Text under study Start Marker

I layed on the ground and sobbed. My fellow dance girls were dancing and I was so stuck in the music, the words, I was living that song right then and there. My medicine was breaking me, it was destroying my body. The irony hit me like a load of bricks and I couldn't stop the tears from rushing down my cheeks. That might have been the hardest I have ever cried...
After the dance was done, the girls came and hugged me and I cried with them. That was one of the most incredible bonding experiences I ever had with my team.

(listen to Medicine HERE)

I was faced with the decision to either stop treatment or continue and hope that it begins to turn around for me. After multiple nights waking up not being able to move or breathe, I felt that I knew what I had to do. Needless to say, I stopped treatment. A lot of depression and sorrow followed that decision. I knew that this treatment was working for other patients, they were eating normally, their bodies were feeling healthy and they weren't having the problems that I was having. I kept thinking of that first day in the courtyard when I heard the words, "You are eligible for treatment". Those words haunted me for a long time. Up until even now, those words cut like a knife. Everything I had thought and expected to happen to me, didn't. I was more sick than I had ever been in my life, and this was supposed to be my "treatment". I was expecting to be cured, to have this miracle drug change my life and who I am completely.

I was wrong.

It's still so hard for me to accept that at times, and it still haunts me. However, as crazy as I am to be saying this, this experience wasn't all bad. I truly learned so much about myself through this process. Everything that was happening, all the things I was thinking, I kept it all to myself. I didn't even tell my boyfriend (we had only been together for like 2 weeks when it got really bad and I was NOT about to scare this perfect boy away). Everything was evaluated inside. I think of the extreme pain and sorrow I felt during this time and I am so proud of myself. I truly think it takes a strong person to go through what I did, and when I look back on it all, I am so proud of myself.

I also made forever friends through this. My nurses, my study specialist, my NP, my doctor, they became my best buds. They knew everything that was happening, they knew how discouraged I was, and they managed to put a smile on my face every time I walked into their unit. I will never forget when my nurse Tami was doing my blood draw. We had about 8 vials to fill with my blood and they were laying by me on my bed. My hands were becoming numb and I was starting to hurt, and finally we were done! I sat up, ready to eat (because I couldn't eat all day until my blood was drawn), and a tube came rolling off the bed. Tami looked like she'd seen a ghost. Her face was so serious when she said "Shit." It was so funny that I didn't even care if I had to be poked again- that moment made it worth it. My nurses were always asking how my boyfriend was, how my apartment hunting was going, they knew everything going on in my life and it made hospital visits not so terrible (plus they always gave me cookies and chips and soda and I got to get in the cozy sheets of a hospital bed).

(Mary Jane, Pam, Tami, Me, Clint, I can't remember the woman in the red pants' name I want to say it's Lisa, Dixie, Jonathan, and the man who checked me into the hospital... I want to say maybe Walter?)

Text under study End Marker

**What the task asks:** Carry on the personal account of stopping treatment, beginning right after the photo caption that ends with the name Walter.

Data listing Start Marker

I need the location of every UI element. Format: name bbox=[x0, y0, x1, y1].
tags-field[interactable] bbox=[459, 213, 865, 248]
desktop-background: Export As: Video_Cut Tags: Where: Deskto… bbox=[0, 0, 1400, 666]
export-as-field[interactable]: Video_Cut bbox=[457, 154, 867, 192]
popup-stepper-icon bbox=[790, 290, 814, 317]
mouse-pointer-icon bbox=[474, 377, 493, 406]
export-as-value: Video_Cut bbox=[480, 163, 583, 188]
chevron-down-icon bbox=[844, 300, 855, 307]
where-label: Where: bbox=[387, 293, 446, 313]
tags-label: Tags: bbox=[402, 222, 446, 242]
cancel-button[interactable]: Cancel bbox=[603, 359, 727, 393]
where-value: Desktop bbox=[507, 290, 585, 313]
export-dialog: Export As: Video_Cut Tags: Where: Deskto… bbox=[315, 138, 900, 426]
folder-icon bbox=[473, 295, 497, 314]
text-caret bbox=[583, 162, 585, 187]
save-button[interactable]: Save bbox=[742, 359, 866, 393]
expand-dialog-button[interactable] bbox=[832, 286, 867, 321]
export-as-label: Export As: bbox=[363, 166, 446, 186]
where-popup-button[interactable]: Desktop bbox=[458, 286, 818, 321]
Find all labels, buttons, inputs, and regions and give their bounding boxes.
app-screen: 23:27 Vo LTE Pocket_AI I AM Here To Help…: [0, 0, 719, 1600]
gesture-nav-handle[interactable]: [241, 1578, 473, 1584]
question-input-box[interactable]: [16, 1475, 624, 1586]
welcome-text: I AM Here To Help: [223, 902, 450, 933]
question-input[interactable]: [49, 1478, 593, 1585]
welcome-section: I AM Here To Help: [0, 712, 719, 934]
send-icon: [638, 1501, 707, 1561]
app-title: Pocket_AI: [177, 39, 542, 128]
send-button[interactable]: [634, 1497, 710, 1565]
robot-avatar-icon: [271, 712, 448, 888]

Data listing End Marker

**Answer section:**
I cannot believe my body went through what it did and came out of it all without any major damages. It is amazing how much our bodies can take. I know that I wasn't alone through this, despite how alone I felt at the time. God is my creator, He made me and He knew that I was capable to go through this experience. He was with me every step of the way, every tear I cried, every night I woke up thinking "Being dead would be better than feeling this pain". I grew so close to God through this part of my life and I am so grateful that He knows me better than I know myself and that He walked me through this brief time in my eternity that I didn’t think I would get through..

The point of this post is not to make you all feel bad for me. Actually, it is quite the opposite. I want my story to inspire. It doesn't need to be a PKU patient undergoing Peg Pal treatment. It can be anyone who is struggling with a time in their life. I want you all to find the tender mercies in your lives, like my nurses and mom were to me, I want you to all focus on the little things that happen throughout these challenges that make everything seem okay, even if it is just for a brief moment. These things are SO hard to see when you're in the midst of a challenging time, but I know that if I would've been looking for them at the time, I would've recognized them and been able to be so much more positive through my trial. FIND YOUR TENDER MERCIES. Even through the hardest times of life, there are always things that remind us of how lucky and blessed we are.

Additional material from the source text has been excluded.